▶ [Task brief]
Copy the rows below exactly, from the line with "copy-icon[interactable]: ❐ xyxy=(1204,441,1215,455)" up to and including the line with "hierarchy-icon[interactable]: ⩓ xyxy=(509,145,535,171)".

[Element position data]
* * *

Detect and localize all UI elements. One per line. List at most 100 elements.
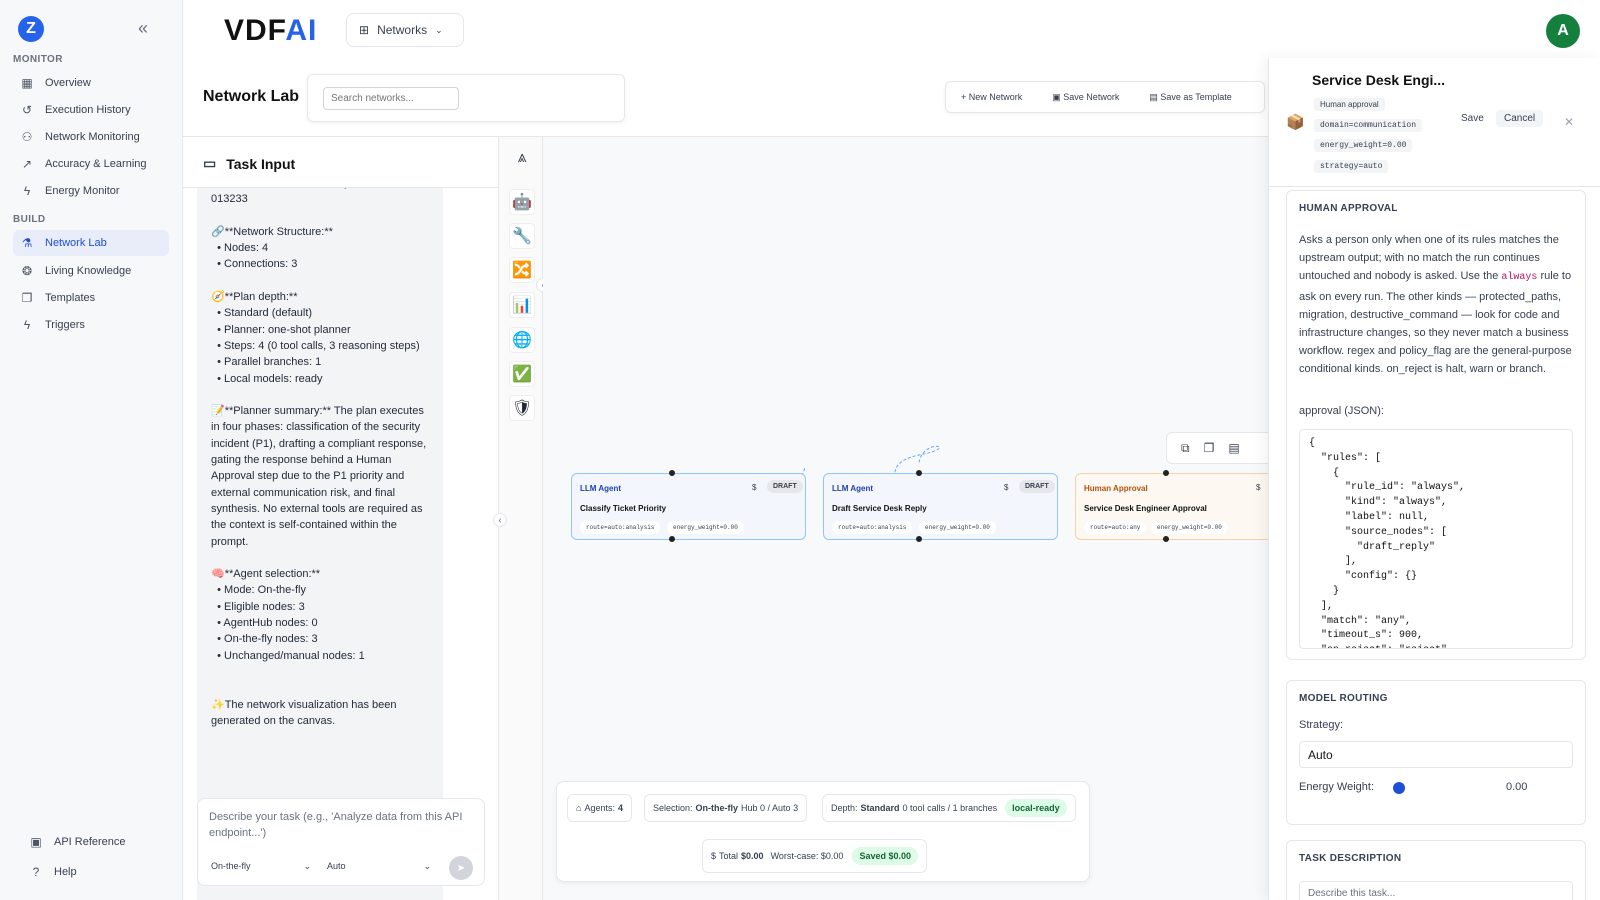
copy-icon[interactable]: ❐ xyxy=(1204,441,1215,455)
sidebar-item-network-lab[interactable]: ⚗ Network Lab xyxy=(13,230,169,256)
networks-label: Networks xyxy=(377,23,428,37)
node-cost: $ xyxy=(1004,483,1009,492)
energy-chip: energy_weight=0.00 xyxy=(1151,521,1228,534)
hierarchy-icon[interactable]: ⩓ xyxy=(509,145,535,171)
sidebar-item-templates[interactable]: ❐ Templates xyxy=(13,285,169,311)
sidebar-item-api-reference[interactable]: ▣ API Reference xyxy=(22,829,178,855)
node-kind: LLM Agent xyxy=(832,484,874,493)
sidebar-item-label: Accuracy & Learning xyxy=(45,158,147,170)
sidebar-item-help[interactable]: ? Help xyxy=(22,859,178,885)
chevron-down-icon: ⌄ xyxy=(303,861,311,871)
dollar-icon: $ xyxy=(711,851,717,861)
save-template-label: Save as Template xyxy=(1160,91,1232,102)
node-handle[interactable] xyxy=(916,470,922,476)
node-cost: $ xyxy=(1256,483,1261,492)
chat-icon: ▭ xyxy=(203,155,217,171)
node-actions-toolbar: ⧉ ❐ ▤ xyxy=(1166,432,1272,464)
search-input[interactable] xyxy=(323,87,459,110)
model-routing-card: MODEL ROUTING Strategy: Auto Energy Weig… xyxy=(1286,680,1586,825)
file-icon[interactable]: ▤ xyxy=(1228,441,1239,455)
logo-icon[interactable]: Z xyxy=(18,16,44,42)
node-handle[interactable] xyxy=(669,470,675,476)
collapse-sidebar-icon[interactable]: « xyxy=(138,18,148,39)
strategy-select[interactable]: Auto xyxy=(1299,741,1573,768)
task-textarea[interactable]: Describe your task (e.g., 'Analyze data … xyxy=(209,809,479,841)
check-icon[interactable]: ✅ xyxy=(509,361,535,387)
node-handle[interactable] xyxy=(1163,536,1169,542)
selection-detail: Hub 0 / Auto 3 xyxy=(741,803,799,813)
sidebar-item-accuracy-learning[interactable]: ↗ Accuracy & Learning xyxy=(13,151,169,177)
section-build: BUILD xyxy=(13,214,46,225)
agents-label: Agents: xyxy=(584,803,615,813)
help-icon: ? xyxy=(32,865,40,879)
search-container xyxy=(307,74,625,122)
sidebar-item-energy-monitor[interactable]: ϟ Energy Monitor xyxy=(13,178,169,204)
node-kind: LLM Agent xyxy=(580,484,622,493)
task-description-input[interactable]: Describe this task... xyxy=(1299,881,1573,900)
shield-icon[interactable]: 🛡 xyxy=(509,395,535,421)
json-label: approval (JSON): xyxy=(1299,405,1384,417)
duplicate-icon[interactable]: ⧉ xyxy=(1181,441,1190,456)
cancel-button[interactable]: Cancel xyxy=(1496,110,1544,127)
shuffle-icon[interactable]: 🔀 xyxy=(509,257,535,283)
send-icon[interactable]: ➤ xyxy=(449,856,473,880)
status-badge: DRAFT xyxy=(1019,480,1055,493)
chart-icon[interactable]: 📊 xyxy=(509,292,535,318)
approval-json-editor[interactable]: { "rules": [ { "rule_id": "always", "kin… xyxy=(1299,429,1573,649)
node-kind: Human Approval xyxy=(1084,484,1148,493)
section-monitor: MONITOR xyxy=(13,54,63,65)
task-input-header: ▭ Task Input xyxy=(203,155,295,172)
globe-icon[interactable]: 🌐 xyxy=(509,327,535,353)
save-button[interactable]: Save xyxy=(1461,113,1484,124)
status-badge: DRAFT xyxy=(767,480,803,493)
total-value: $0.00 xyxy=(741,851,764,861)
wrench-icon[interactable]: 🔧 xyxy=(509,223,535,249)
network-icon: ⚇ xyxy=(21,130,33,144)
task-composer: Describe your task (e.g., 'Analyze data … xyxy=(197,798,485,886)
node-draft-reply[interactable]: LLM Agent $ DRAFT Draft Service Desk Rep… xyxy=(823,473,1058,540)
depth-detail: 0 tool calls / 1 branches xyxy=(902,803,998,813)
message-text: …workflow-for-this-ticket-my-l-20260926-… xyxy=(211,187,427,727)
node-classify-ticket[interactable]: LLM Agent $ DRAFT Classify Ticket Priori… xyxy=(571,473,806,540)
node-handle[interactable] xyxy=(916,536,922,542)
depth-value: Standard xyxy=(860,803,900,813)
save-icon: ▣ xyxy=(1052,91,1064,102)
save-template-button[interactable]: ▤ Save as Template xyxy=(1149,92,1231,103)
sidebar-item-label: Network Lab xyxy=(45,237,107,249)
node-human-approval[interactable]: Human Approval $ Service Desk Engineer A… xyxy=(1075,473,1275,540)
networks-dropdown[interactable]: ⊞ Networks ⌄ xyxy=(346,13,464,47)
sidebar-item-label: Triggers xyxy=(45,319,85,331)
sidebar-item-network-monitoring[interactable]: ⚇ Network Monitoring xyxy=(13,124,169,150)
bolt-icon: ϟ xyxy=(23,184,31,198)
plus-icon: + xyxy=(961,92,969,102)
mode-select[interactable]: On-the-fly ⌄ xyxy=(211,861,311,872)
sidebar-item-label: Overview xyxy=(45,77,91,89)
tag-type: Human approval xyxy=(1314,98,1385,111)
agents-pill: ⌂ Agents: 4 xyxy=(567,794,632,822)
sidebar-item-overview[interactable]: ▦ Overview xyxy=(13,70,169,96)
collapse-task-icon[interactable]: ‹ xyxy=(493,513,507,527)
worst-case-value: Worst-case: $0.00 xyxy=(770,851,844,861)
save-network-button[interactable]: ▣ Save Network xyxy=(1052,92,1119,103)
model-select[interactable]: Auto ⌄ xyxy=(327,861,431,872)
sidebar-item-living-knowledge[interactable]: ❂ Living Knowledge xyxy=(13,258,169,284)
close-icon[interactable]: ✕ xyxy=(1564,115,1574,129)
node-title: Classify Ticket Priority xyxy=(580,504,667,513)
brain-icon: ❂ xyxy=(21,264,33,278)
robot-icon[interactable]: 🤖 xyxy=(509,189,535,215)
agents-value: 4 xyxy=(617,803,623,813)
model-value: Auto xyxy=(327,861,346,871)
energy-slider[interactable] xyxy=(1393,782,1405,794)
divider xyxy=(1269,186,1600,187)
avatar[interactable]: A xyxy=(1546,14,1580,48)
sidebar-item-execution-history[interactable]: ↺ Execution History xyxy=(13,97,169,123)
task-description-card: TASK DESCRIPTION Describe this task... xyxy=(1286,840,1586,900)
node-handle[interactable] xyxy=(1163,470,1169,476)
sidebar-item-triggers[interactable]: ϟ Triggers xyxy=(13,312,169,338)
section-heading: MODEL ROUTING xyxy=(1299,693,1388,704)
new-network-button[interactable]: + New Network xyxy=(961,92,1022,102)
node-handle[interactable] xyxy=(669,536,675,542)
node-title: Draft Service Desk Reply xyxy=(832,504,927,513)
grid-icon: ⊞ xyxy=(359,23,370,37)
panel-title: Service Desk Engi... xyxy=(1312,72,1446,88)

* * *

▶ [Expected answer]
copy-icon[interactable]: ❐ xyxy=(1204,441,1215,455)
sidebar-item-network-lab[interactable]: ⚗ Network Lab xyxy=(13,230,169,256)
networks-label: Networks xyxy=(377,23,428,37)
node-cost: $ xyxy=(1004,483,1009,492)
energy-chip: energy_weight=0.00 xyxy=(1151,521,1228,534)
hierarchy-icon[interactable]: ⩓ xyxy=(509,145,535,171)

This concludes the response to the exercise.